◆ Problem requirements: Quote the listing in full, exactly as given, minus any pictures.

··· Available records ···

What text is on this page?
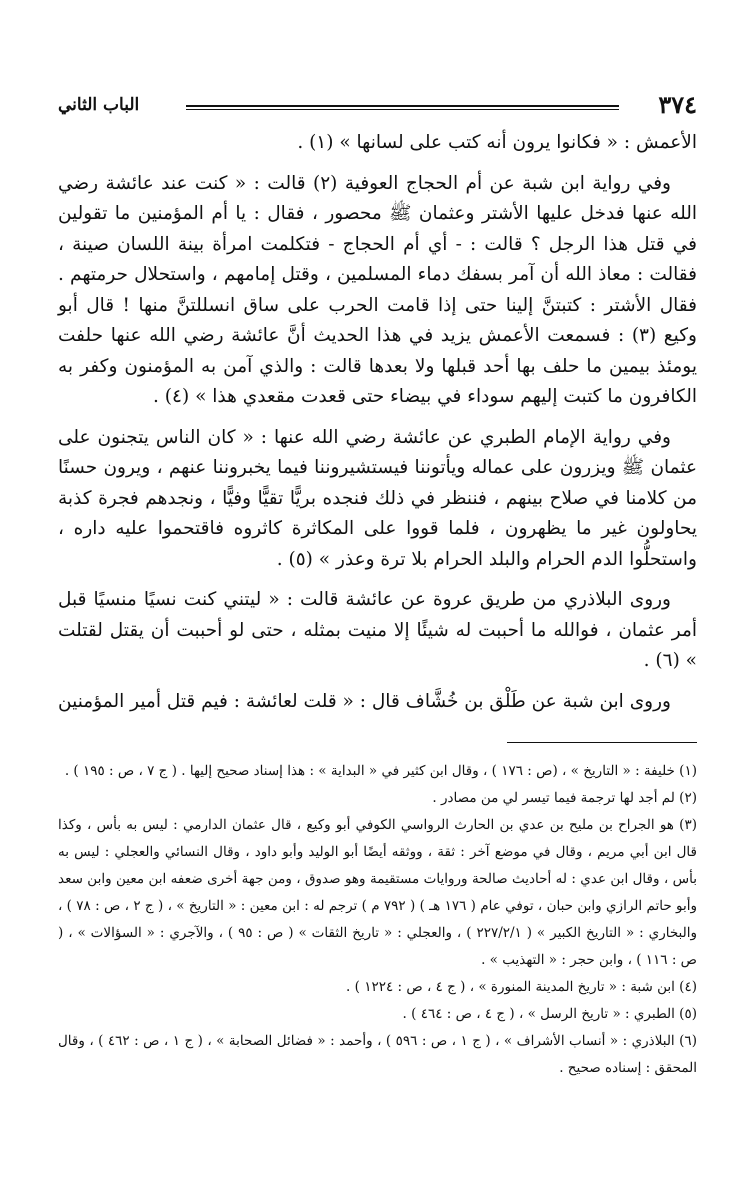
٣٧٤
الباب الثاني

الأعمش : « فكانوا يرون أنه كتب على لسانها » (١) .

وفي رواية ابن شبة عن أم الحجاج العوفية (٢) قالت : « كنت عند عائشة رضي الله عنها فدخل عليها الأشتر وعثمان ﷺ محصور ، فقال : يا أم المؤمنين ما تقولين في قتل هذا الرجل ؟ قالت : - أي أم الحجاج - فتكلمت امرأة بينة اللسان صينة ، فقالت : معاذ الله أن آمر بسفك دماء المسلمين ، وقتل إمامهم ، واستحلال حرمتهم . فقال الأشتر : كتبتنَّ إلينا حتى إذا قامت الحرب على ساق انسللتنَّ منها ! قال أبو وكيع (٣) : فسمعت الأعمش يزيد في هذا الحديث أنَّ عائشة رضي الله عنها حلفت يومئذ بيمين ما حلف بها أحد قبلها ولا بعدها قالت : والذي آمن به المؤمنون وكفر به الكافرون ما كتبت إليهم سوداء في بيضاء حتى قعدت مقعدي هذا » (٤) .

وفي رواية الإمام الطبري عن عائشة رضي الله عنها : « كان الناس يتجنون على عثمان ﷺ ويزرون على عماله ويأتوننا فيستشيروننا فيما يخبروننا عنهم ، ويرون حسنًا من كلامنا في صلاح بينهم ، فننظر في ذلك فنجده بريًّا تقيًّا وفيًّا ، ونجدهم فجرة كذبة يحاولون غير ما يظهرون ، فلما قووا على المكاثرة كاثروه فاقتحموا عليه داره ، واستحلُّوا الدم الحرام والبلد الحرام بلا ترة وعذر » (٥) .

وروى البلاذري من طريق عروة عن عائشة قالت : « ليتني كنت نسيًا منسيًا قبل أمر عثمان ، فوالله ما أحببت له شيئًا إلا منيت بمثله ، حتى لو أحببت أن يقتل لقتلت » (٦) .

وروى ابن شبة عن طَلْق بن خُشَّاف قال : « قلت لعائشة : فيم قتل أمير المؤمنين

(١) خليفة : « التاريخ » ، (ص : ١٧٦ ) ، وقال ابن كثير في « البداية » : هذا إسناد صحيح إليها . ( ج ٧ ، ص : ١٩٥ ) .

(٢) لم أجد لها ترجمة فيما تيسر لي من مصادر .

(٣) هو الجراح بن مليح بن عدي بن الحارث الرواسي الكوفي أبو وكيع ، قال عثمان الدارمي : ليس به بأس ، وكذا قال ابن أبي مريم ، وقال في موضع آخر : ثقة ، ووثقه أيضًا أبو الوليد وأبو داود ، وقال النسائي والعجلي : ليس به بأس ، وقال ابن عدي : له أحاديث صالحة وروايات مستقيمة وهو صدوق ، ومن جهة أخرى ضعفه ابن معين وابن سعد وأبو حاتم الرازي وابن حبان ، توفي عام ( ١٧٦ هـ ) ( ٧٩٢ م ) ترجم له : ابن معين : « التاريخ » ، ( ج ٢ ، ص : ٧٨ ) ، والبخاري : « التاريخ الكبير » ( ٢٢٧/٢/١ ) ، والعجلي : « تاريخ الثقات » ( ص : ٩٥ ) ، والآجري : « السؤالات » ، ( ص : ١١٦ ) ، وابن حجر : « التهذيب » .

(٤) ابن شبة : « تاريخ المدينة المنورة » ، ( ج ٤ ، ص : ١٢٢٤ ) .

(٥) الطبري : « تاريخ الرسل » ، ( ج ٤ ، ص : ٤٦٤ ) .

(٦) البلاذري : « أنساب الأشراف » ، ( ج ١ ، ص : ٥٩٦ ) ، وأحمد : « فضائل الصحابة » ، ( ج ١ ، ص : ٤٦٢ ) ، وقال المحقق : إسناده صحيح .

···

◆ Correct answer:
What text is on this page?
٣٧٤
الباب الثاني

الأعمش : « فكانوا يرون أنه كتب على لسانها » (١) .

وفي رواية ابن شبة عن أم الحجاج العوفية (٢) قالت : « كنت عند عائشة رضي الله عنها فدخل عليها الأشتر وعثمان ﷺ محصور ، فقال : يا أم المؤمنين ما تقولين في قتل هذا الرجل ؟ قالت : - أي أم الحجاج - فتكلمت امرأة بينة اللسان صينة ، فقالت : معاذ الله أن آمر بسفك دماء المسلمين ، وقتل إمامهم ، واستحلال حرمتهم . فقال الأشتر : كتبتنَّ إلينا حتى إذا قامت الحرب على ساق انسللتنَّ منها ! قال أبو وكيع (٣) : فسمعت الأعمش يزيد في هذا الحديث أنَّ عائشة رضي الله عنها حلفت يومئذ بيمين ما حلف بها أحد قبلها ولا بعدها قالت : والذي آمن به المؤمنون وكفر به الكافرون ما كتبت إليهم سوداء في بيضاء حتى قعدت مقعدي هذا » (٤) .

وفي رواية الإمام الطبري عن عائشة رضي الله عنها : « كان الناس يتجنون على عثمان ﷺ ويزرون على عماله ويأتوننا فيستشيروننا فيما يخبروننا عنهم ، ويرون حسنًا من كلامنا في صلاح بينهم ، فننظر في ذلك فنجده بريًّا تقيًّا وفيًّا ، ونجدهم فجرة كذبة يحاولون غير ما يظهرون ، فلما قووا على المكاثرة كاثروه فاقتحموا عليه داره ، واستحلُّوا الدم الحرام والبلد الحرام بلا ترة وعذر » (٥) .

وروى البلاذري من طريق عروة عن عائشة قالت : « ليتني كنت نسيًا منسيًا قبل أمر عثمان ، فوالله ما أحببت له شيئًا إلا منيت بمثله ، حتى لو أحببت أن يقتل لقتلت » (٦) .

وروى ابن شبة عن طَلْق بن خُشَّاف قال : « قلت لعائشة : فيم قتل أمير المؤمنين

(١) خليفة : « التاريخ » ، (ص : ١٧٦ ) ، وقال ابن كثير في « البداية » : هذا إسناد صحيح إليها . ( ج ٧ ، ص : ١٩٥ ) .

(٢) لم أجد لها ترجمة فيما تيسر لي من مصادر .

(٣) هو الجراح بن مليح بن عدي بن الحارث الرواسي الكوفي أبو وكيع ، قال عثمان الدارمي : ليس به بأس ، وكذا قال ابن أبي مريم ، وقال في موضع آخر : ثقة ، ووثقه أيضًا أبو الوليد وأبو داود ، وقال النسائي والعجلي : ليس به بأس ، وقال ابن عدي : له أحاديث صالحة وروايات مستقيمة وهو صدوق ، ومن جهة أخرى ضعفه ابن معين وابن سعد وأبو حاتم الرازي وابن حبان ، توفي عام ( ١٧٦ هـ ) ( ٧٩٢ م ) ترجم له : ابن معين : « التاريخ » ، ( ج ٢ ، ص : ٧٨ ) ، والبخاري : « التاريخ الكبير » ( ٢٢٧/٢/١ ) ، والعجلي : « تاريخ الثقات » ( ص : ٩٥ ) ، والآجري : « السؤالات » ، ( ص : ١١٦ ) ، وابن حجر : « التهذيب » .

(٤) ابن شبة : « تاريخ المدينة المنورة » ، ( ج ٤ ، ص : ١٢٢٤ ) .

(٥) الطبري : « تاريخ الرسل » ، ( ج ٤ ، ص : ٤٦٤ ) .

(٦) البلاذري : « أنساب الأشراف » ، ( ج ١ ، ص : ٥٩٦ ) ، وأحمد : « فضائل الصحابة » ، ( ج ١ ، ص : ٤٦٢ ) ، وقال المحقق : إسناده صحيح .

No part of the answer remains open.